SET TASK: Print the entire listing. Each line must match the original exactly.

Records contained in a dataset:
##############################

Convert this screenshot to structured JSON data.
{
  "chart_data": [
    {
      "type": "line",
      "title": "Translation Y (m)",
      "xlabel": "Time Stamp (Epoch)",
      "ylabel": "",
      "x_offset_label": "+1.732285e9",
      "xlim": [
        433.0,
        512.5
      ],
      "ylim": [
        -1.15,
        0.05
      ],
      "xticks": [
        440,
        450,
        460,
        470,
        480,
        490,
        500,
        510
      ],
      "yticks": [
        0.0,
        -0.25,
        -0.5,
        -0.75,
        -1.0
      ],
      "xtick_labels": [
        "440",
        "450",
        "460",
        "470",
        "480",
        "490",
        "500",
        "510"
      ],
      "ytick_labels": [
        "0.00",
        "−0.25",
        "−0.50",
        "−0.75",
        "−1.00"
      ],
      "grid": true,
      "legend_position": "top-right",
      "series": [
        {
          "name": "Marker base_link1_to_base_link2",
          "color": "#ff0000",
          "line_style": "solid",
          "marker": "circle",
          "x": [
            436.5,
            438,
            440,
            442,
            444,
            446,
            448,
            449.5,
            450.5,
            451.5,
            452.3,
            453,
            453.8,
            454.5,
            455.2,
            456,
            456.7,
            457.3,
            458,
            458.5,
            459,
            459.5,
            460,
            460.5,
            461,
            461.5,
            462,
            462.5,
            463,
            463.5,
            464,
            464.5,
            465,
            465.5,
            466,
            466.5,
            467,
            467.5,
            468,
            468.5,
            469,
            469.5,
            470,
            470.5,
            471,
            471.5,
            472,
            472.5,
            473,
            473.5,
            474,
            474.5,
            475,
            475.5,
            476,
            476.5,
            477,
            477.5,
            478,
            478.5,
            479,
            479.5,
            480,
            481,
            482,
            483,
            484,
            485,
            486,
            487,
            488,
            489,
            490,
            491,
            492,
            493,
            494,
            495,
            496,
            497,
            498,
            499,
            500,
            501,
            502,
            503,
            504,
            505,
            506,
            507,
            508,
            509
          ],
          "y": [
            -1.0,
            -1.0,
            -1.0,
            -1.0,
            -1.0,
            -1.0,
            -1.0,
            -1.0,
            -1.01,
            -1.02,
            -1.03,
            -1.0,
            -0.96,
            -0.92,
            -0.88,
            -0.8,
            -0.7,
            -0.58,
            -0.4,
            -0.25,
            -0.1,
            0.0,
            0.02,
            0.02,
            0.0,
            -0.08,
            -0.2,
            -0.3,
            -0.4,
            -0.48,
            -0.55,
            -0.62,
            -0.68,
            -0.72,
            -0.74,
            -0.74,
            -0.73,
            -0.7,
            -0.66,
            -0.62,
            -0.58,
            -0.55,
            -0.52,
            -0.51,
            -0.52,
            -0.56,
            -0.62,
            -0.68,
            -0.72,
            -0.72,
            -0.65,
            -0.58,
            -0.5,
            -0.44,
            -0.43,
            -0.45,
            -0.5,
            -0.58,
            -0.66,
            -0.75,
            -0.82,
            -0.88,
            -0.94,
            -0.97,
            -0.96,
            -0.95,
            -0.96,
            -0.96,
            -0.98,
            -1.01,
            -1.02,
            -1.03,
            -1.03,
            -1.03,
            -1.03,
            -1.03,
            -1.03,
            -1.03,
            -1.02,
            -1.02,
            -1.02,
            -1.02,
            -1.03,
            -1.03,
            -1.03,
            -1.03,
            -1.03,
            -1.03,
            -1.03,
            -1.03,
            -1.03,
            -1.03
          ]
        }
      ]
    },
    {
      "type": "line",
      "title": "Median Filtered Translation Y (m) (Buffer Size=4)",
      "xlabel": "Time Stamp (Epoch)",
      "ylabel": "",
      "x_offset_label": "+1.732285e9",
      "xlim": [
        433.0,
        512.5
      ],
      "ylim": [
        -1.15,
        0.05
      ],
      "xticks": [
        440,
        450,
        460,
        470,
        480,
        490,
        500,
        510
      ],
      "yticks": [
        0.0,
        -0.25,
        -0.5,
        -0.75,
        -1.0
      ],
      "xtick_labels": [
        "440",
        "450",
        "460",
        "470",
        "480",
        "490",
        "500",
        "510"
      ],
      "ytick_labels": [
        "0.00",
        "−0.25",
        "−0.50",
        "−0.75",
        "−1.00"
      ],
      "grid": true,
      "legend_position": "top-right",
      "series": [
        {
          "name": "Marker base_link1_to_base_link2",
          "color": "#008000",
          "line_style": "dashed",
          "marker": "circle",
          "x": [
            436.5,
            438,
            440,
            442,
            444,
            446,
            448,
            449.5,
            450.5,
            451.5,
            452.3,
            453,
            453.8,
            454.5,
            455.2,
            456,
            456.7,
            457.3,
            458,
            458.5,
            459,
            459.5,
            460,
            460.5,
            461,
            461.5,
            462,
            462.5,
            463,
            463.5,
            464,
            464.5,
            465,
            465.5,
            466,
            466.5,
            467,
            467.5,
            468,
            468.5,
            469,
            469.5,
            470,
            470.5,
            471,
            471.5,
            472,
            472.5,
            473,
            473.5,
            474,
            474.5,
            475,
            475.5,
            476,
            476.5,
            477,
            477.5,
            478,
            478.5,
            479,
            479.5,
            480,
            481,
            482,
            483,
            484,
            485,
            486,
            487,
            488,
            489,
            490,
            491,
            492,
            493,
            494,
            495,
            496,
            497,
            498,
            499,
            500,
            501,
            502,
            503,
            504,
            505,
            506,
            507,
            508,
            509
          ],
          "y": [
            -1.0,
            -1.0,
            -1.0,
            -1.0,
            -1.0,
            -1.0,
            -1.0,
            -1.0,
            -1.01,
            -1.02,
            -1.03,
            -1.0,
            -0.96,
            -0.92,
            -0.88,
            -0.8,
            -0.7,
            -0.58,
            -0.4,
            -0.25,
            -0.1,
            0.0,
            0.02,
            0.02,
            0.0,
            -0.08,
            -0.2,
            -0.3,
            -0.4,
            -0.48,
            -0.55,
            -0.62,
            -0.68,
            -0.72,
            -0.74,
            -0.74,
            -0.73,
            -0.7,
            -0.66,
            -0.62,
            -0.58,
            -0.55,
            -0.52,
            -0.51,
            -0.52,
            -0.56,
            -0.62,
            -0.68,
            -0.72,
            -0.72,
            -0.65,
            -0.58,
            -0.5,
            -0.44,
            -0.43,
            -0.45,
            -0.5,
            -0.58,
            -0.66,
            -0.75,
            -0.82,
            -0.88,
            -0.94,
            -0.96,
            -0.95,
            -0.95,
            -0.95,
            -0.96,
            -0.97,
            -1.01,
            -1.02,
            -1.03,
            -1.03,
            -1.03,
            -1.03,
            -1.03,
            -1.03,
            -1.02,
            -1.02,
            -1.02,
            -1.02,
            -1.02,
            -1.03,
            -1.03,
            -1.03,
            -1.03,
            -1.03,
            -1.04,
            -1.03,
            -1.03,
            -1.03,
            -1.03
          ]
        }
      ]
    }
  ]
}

##############################

THE COMPLETED TASK:
Convert this screenshot to structured JSON data.
{
  "chart_data": [
    {
      "type": "line",
      "title": "Translation Y (m)",
      "xlabel": "Time Stamp (Epoch)",
      "ylabel": "",
      "x_offset_label": "+1.732285e9",
      "xlim": [
        433.0,
        512.5
      ],
      "ylim": [
        -1.15,
        0.05
      ],
      "xticks": [
        440,
        450,
        460,
        470,
        480,
        490,
        500,
        510
      ],
      "yticks": [
        0.0,
        -0.25,
        -0.5,
        -0.75,
        -1.0
      ],
      "xtick_labels": [
        "440",
        "450",
        "460",
        "470",
        "480",
        "490",
        "500",
        "510"
      ],
      "ytick_labels": [
        "0.00",
        "−0.25",
        "−0.50",
        "−0.75",
        "−1.00"
      ],
      "grid": true,
      "legend_position": "top-right",
      "series": [
        {
          "name": "Marker base_link1_to_base_link2",
          "color": "#ff0000",
          "line_style": "solid",
          "marker": "circle",
          "x": [
            436.5,
            438,
            440,
            442,
            444,
            446,
            448,
            449.5,
            450.5,
            451.5,
            452.3,
            453,
            453.8,
            454.5,
            455.2,
            456,
            456.7,
            457.3,
            458,
            458.5,
            459,
            459.5,
            460,
            460.5,
            461,
            461.5,
            462,
            462.5,
            463,
            463.5,
            464,
            464.5,
            465,
            465.5,
            466,
            466.5,
            467,
            467.5,
            468,
            468.5,
            469,
            469.5,
            470,
            470.5,
            471,
            471.5,
            472,
            472.5,
            473,
            473.5,
            474,
            474.5,
            475,
            475.5,
            476,
            476.5,
            477,
            477.5,
            478,
            478.5,
            479,
            479.5,
            480,
            481,
            482,
            483,
            484,
            485,
            486,
            487,
            488,
            489,
            490,
            491,
            492,
            493,
            494,
            495,
            496,
            497,
            498,
            499,
            500,
            501,
            502,
            503,
            504,
            505,
            506,
            507,
            508,
            509
          ],
          "y": [
            -1.0,
            -1.0,
            -1.0,
            -1.0,
            -1.0,
            -1.0,
            -1.0,
            -1.0,
            -1.01,
            -1.02,
            -1.03,
            -1.0,
            -0.96,
            -0.92,
            -0.88,
            -0.8,
            -0.7,
            -0.58,
            -0.4,
            -0.25,
            -0.1,
            0.0,
            0.02,
            0.02,
            0.0,
            -0.08,
            -0.2,
            -0.3,
            -0.4,
            -0.48,
            -0.55,
            -0.62,
            -0.68,
            -0.72,
            -0.74,
            -0.74,
            -0.73,
            -0.7,
            -0.66,
            -0.62,
            -0.58,
            -0.55,
            -0.52,
            -0.51,
            -0.52,
            -0.56,
            -0.62,
            -0.68,
            -0.72,
            -0.72,
            -0.65,
            -0.58,
            -0.5,
            -0.44,
            -0.43,
            -0.45,
            -0.5,
            -0.58,
            -0.66,
            -0.75,
            -0.82,
            -0.88,
            -0.94,
            -0.97,
            -0.96,
            -0.95,
            -0.96,
            -0.96,
            -0.98,
            -1.01,
            -1.02,
            -1.03,
            -1.03,
            -1.03,
            -1.03,
            -1.03,
            -1.03,
            -1.03,
            -1.02,
            -1.02,
            -1.02,
            -1.02,
            -1.03,
            -1.03,
            -1.03,
            -1.03,
            -1.03,
            -1.03,
            -1.03,
            -1.03,
            -1.03,
            -1.03
          ]
        }
      ]
    },
    {
      "type": "line",
      "title": "Median Filtered Translation Y (m) (Buffer Size=4)",
      "xlabel": "Time Stamp (Epoch)",
      "ylabel": "",
      "x_offset_label": "+1.732285e9",
      "xlim": [
        433.0,
        512.5
      ],
      "ylim": [
        -1.15,
        0.05
      ],
      "xticks": [
        440,
        450,
        460,
        470,
        480,
        490,
        500,
        510
      ],
      "yticks": [
        0.0,
        -0.25,
        -0.5,
        -0.75,
        -1.0
      ],
      "xtick_labels": [
        "440",
        "450",
        "460",
        "470",
        "480",
        "490",
        "500",
        "510"
      ],
      "ytick_labels": [
        "0.00",
        "−0.25",
        "−0.50",
        "−0.75",
        "−1.00"
      ],
      "grid": true,
      "legend_position": "top-right",
      "series": [
        {
          "name": "Marker base_link1_to_base_link2",
          "color": "#008000",
          "line_style": "dashed",
          "marker": "circle",
          "x": [
            436.5,
            438,
            440,
            442,
            444,
            446,
            448,
            449.5,
            450.5,
            451.5,
            452.3,
            453,
            453.8,
            454.5,
            455.2,
            456,
            456.7,
            457.3,
            458,
            458.5,
            459,
            459.5,
            460,
            460.5,
            461,
            461.5,
            462,
            462.5,
            463,
            463.5,
            464,
            464.5,
            465,
            465.5,
            466,
            466.5,
            467,
            467.5,
            468,
            468.5,
            469,
            469.5,
            470,
            470.5,
            471,
            471.5,
            472,
            472.5,
            473,
            473.5,
            474,
            474.5,
            475,
            475.5,
            476,
            476.5,
            477,
            477.5,
            478,
            478.5,
            479,
            479.5,
            480,
            481,
            482,
            483,
            484,
            485,
            486,
            487,
            488,
            489,
            490,
            491,
            492,
            493,
            494,
            495,
            496,
            497,
            498,
            499,
            500,
            501,
            502,
            503,
            504,
            505,
            506,
            507,
            508,
            509
          ],
          "y": [
            -1.0,
            -1.0,
            -1.0,
            -1.0,
            -1.0,
            -1.0,
            -1.0,
            -1.0,
            -1.01,
            -1.02,
            -1.03,
            -1.0,
            -0.96,
            -0.92,
            -0.88,
            -0.8,
            -0.7,
            -0.58,
            -0.4,
            -0.25,
            -0.1,
            0.0,
            0.02,
            0.02,
            0.0,
            -0.08,
            -0.2,
            -0.3,
            -0.4,
            -0.48,
            -0.55,
            -0.62,
            -0.68,
            -0.72,
            -0.74,
            -0.74,
            -0.73,
            -0.7,
            -0.66,
            -0.62,
            -0.58,
            -0.55,
            -0.52,
            -0.51,
            -0.52,
            -0.56,
            -0.62,
            -0.68,
            -0.72,
            -0.72,
            -0.65,
            -0.58,
            -0.5,
            -0.44,
            -0.43,
            -0.45,
            -0.5,
            -0.58,
            -0.66,
            -0.75,
            -0.82,
            -0.88,
            -0.94,
            -0.96,
            -0.95,
            -0.95,
            -0.95,
            -0.96,
            -0.97,
            -1.01,
            -1.02,
            -1.03,
            -1.03,
            -1.03,
            -1.03,
            -1.03,
            -1.03,
            -1.02,
            -1.02,
            -1.02,
            -1.02,
            -1.02,
            -1.03,
            -1.03,
            -1.03,
            -1.03,
            -1.03,
            -1.04,
            -1.03,
            -1.03,
            -1.03,
            -1.03
          ]
        }
      ]
    }
  ]
}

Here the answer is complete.